Records that describe figures:
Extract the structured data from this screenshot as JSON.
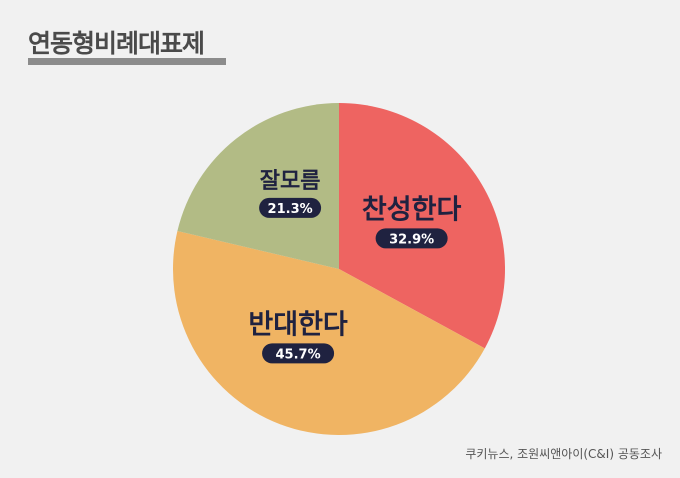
{
  "title": "연동형비례대표제",
  "source": "쿠키뉴스, 조원씨앤아이(C&I) 공동조사",
  "chart_data": {
    "type": "pie",
    "title": "연동형비례대표제",
    "slices": [
      {
        "label": "찬성한다",
        "value": 32.9,
        "display": "32.9%",
        "color": "#ee6461"
      },
      {
        "label": "반대한다",
        "value": 45.7,
        "display": "45.7%",
        "color": "#f0b463"
      },
      {
        "label": "잘모름",
        "value": 21.3,
        "display": "21.3%",
        "color": "#b2bb85"
      }
    ],
    "start": "12 o'clock",
    "direction": "clockwise"
  }
}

GOAL OF THE EXERCISE:
Would you return the data exactly as written, without the pictures?

EXERCISE OUTPUT:
Extract the structured data from this screenshot as JSON.
{
  "title": "연동형비례대표제",
  "source": "쿠키뉴스, 조원씨앤아이(C&I) 공동조사",
  "chart_data": {
    "type": "pie",
    "title": "연동형비례대표제",
    "slices": [
      {
        "label": "찬성한다",
        "value": 32.9,
        "display": "32.9%",
        "color": "#ee6461"
      },
      {
        "label": "반대한다",
        "value": 45.7,
        "display": "45.7%",
        "color": "#f0b463"
      },
      {
        "label": "잘모름",
        "value": 21.3,
        "display": "21.3%",
        "color": "#b2bb85"
      }
    ],
    "start": "12 o'clock",
    "direction": "clockwise"
  }
}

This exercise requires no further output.